The task
Can you transcribe every line exactly and leave the pictures behind?
........
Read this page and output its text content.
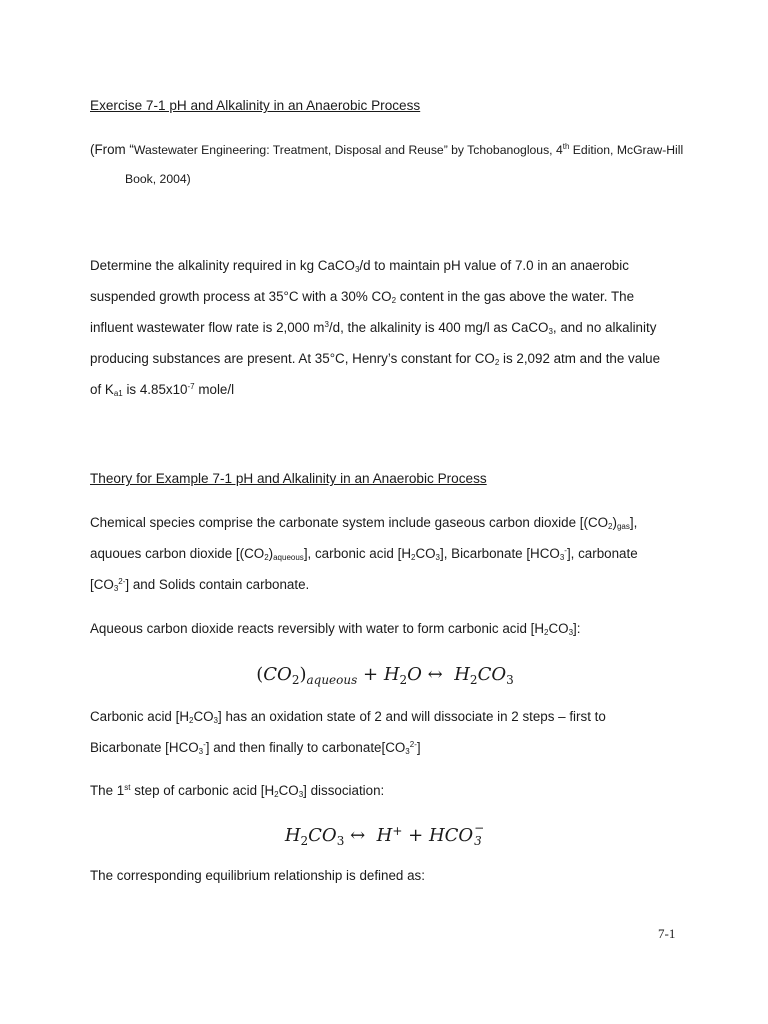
Exercise 7-1 pH and Alkalinity in an Anaerobic Process
(From “Wastewater Engineering: Treatment, Disposal and Reuse” by Tchobanoglous, 4th Edition, McGraw-Hill
Book, 2004)
Determine the alkalinity required in kg CaCO$_3$/d to maintain pH value of 7.0 in an anaerobic
suspended growth process at 35°C with a 30% $CO_2$ content in the gas above the water. The
influent wastewater flow rate is 2,000 $m^3/d$, the alkalinity is 400 mg/l as CaCO$_3$, and no alkalinity
producing substances are present. At 35°C, Henry’s constant for $CO_2$ is 2,092 atm and the value
of $K_{a1}$ is $4.85x10^{-7}$ mole/l
Theory for Example 7-1 pH and Alkalinity in an Anaerobic Process
Chemical species comprise the carbonate system include gaseous carbon dioxide $[(CO_2)_{gas}]$,
aquoues carbon dioxide $[(CO_2)_{aqueous}]$, carbonic acid $[H_2CO_3]$, Bicarbonate $[HCO_3^-]$, carbonate
$[CO_3^{2-}]$ and Solids contain carbonate.
Aqueous carbon dioxide reacts reversibly with water to form carbonic acid $[H_2CO_3]$:
$(CO_2)_{aqueous} + H_2O$ ↔ $H_2CO_3$
Carbonic acid $[H_2CO_3]$ has an oxidation state of 2 and will dissociate in 2 steps – first to
Bicarbonate $[HCO_3^-]$ and then finally to $carbonate[CO_3^{2-}]$
The 1st step of carbonic acid $[H_2CO_3]$ dissociation:
$H_2CO_3$ ↔ H+ + HCO −
3
The corresponding equilibrium relationship is defined as:
7-1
........
Correct answer
Read this page and output its text content.
Exercise 7-1 pH and Alkalinity in an Anaerobic Process
(From “Wastewater Engineering: Treatment, Disposal and Reuse” by Tchobanoglous, 4th Edition, McGraw-Hill
Book, 2004)
Determine the alkalinity required in kg CaCO$_3$/d to maintain pH value of 7.0 in an anaerobic
suspended growth process at 35°C with a 30% $CO_2$ content in the gas above the water. The
influent wastewater flow rate is 2,000 $m^3/d$, the alkalinity is 400 mg/l as CaCO$_3$, and no alkalinity
producing substances are present. At 35°C, Henry’s constant for $CO_2$ is 2,092 atm and the value
of $K_{a1}$ is $4.85x10^{-7}$ mole/l
Theory for Example 7-1 pH and Alkalinity in an Anaerobic Process
Chemical species comprise the carbonate system include gaseous carbon dioxide $[(CO_2)_{gas}]$,
aquoues carbon dioxide $[(CO_2)_{aqueous}]$, carbonic acid $[H_2CO_3]$, Bicarbonate $[HCO_3^-]$, carbonate
$[CO_3^{2-}]$ and Solids contain carbonate.
Aqueous carbon dioxide reacts reversibly with water to form carbonic acid $[H_2CO_3]$:
$(CO_2)_{aqueous} + H_2O$ ↔ $H_2CO_3$
Carbonic acid $[H_2CO_3]$ has an oxidation state of 2 and will dissociate in 2 steps – first to
Bicarbonate $[HCO_3^-]$ and then finally to $carbonate[CO_3^{2-}]$
The 1st step of carbonic acid $[H_2CO_3]$ dissociation:
$H_2CO_3$ ↔ H+ + HCO −
3
The corresponding equilibrium relationship is defined as:
7-1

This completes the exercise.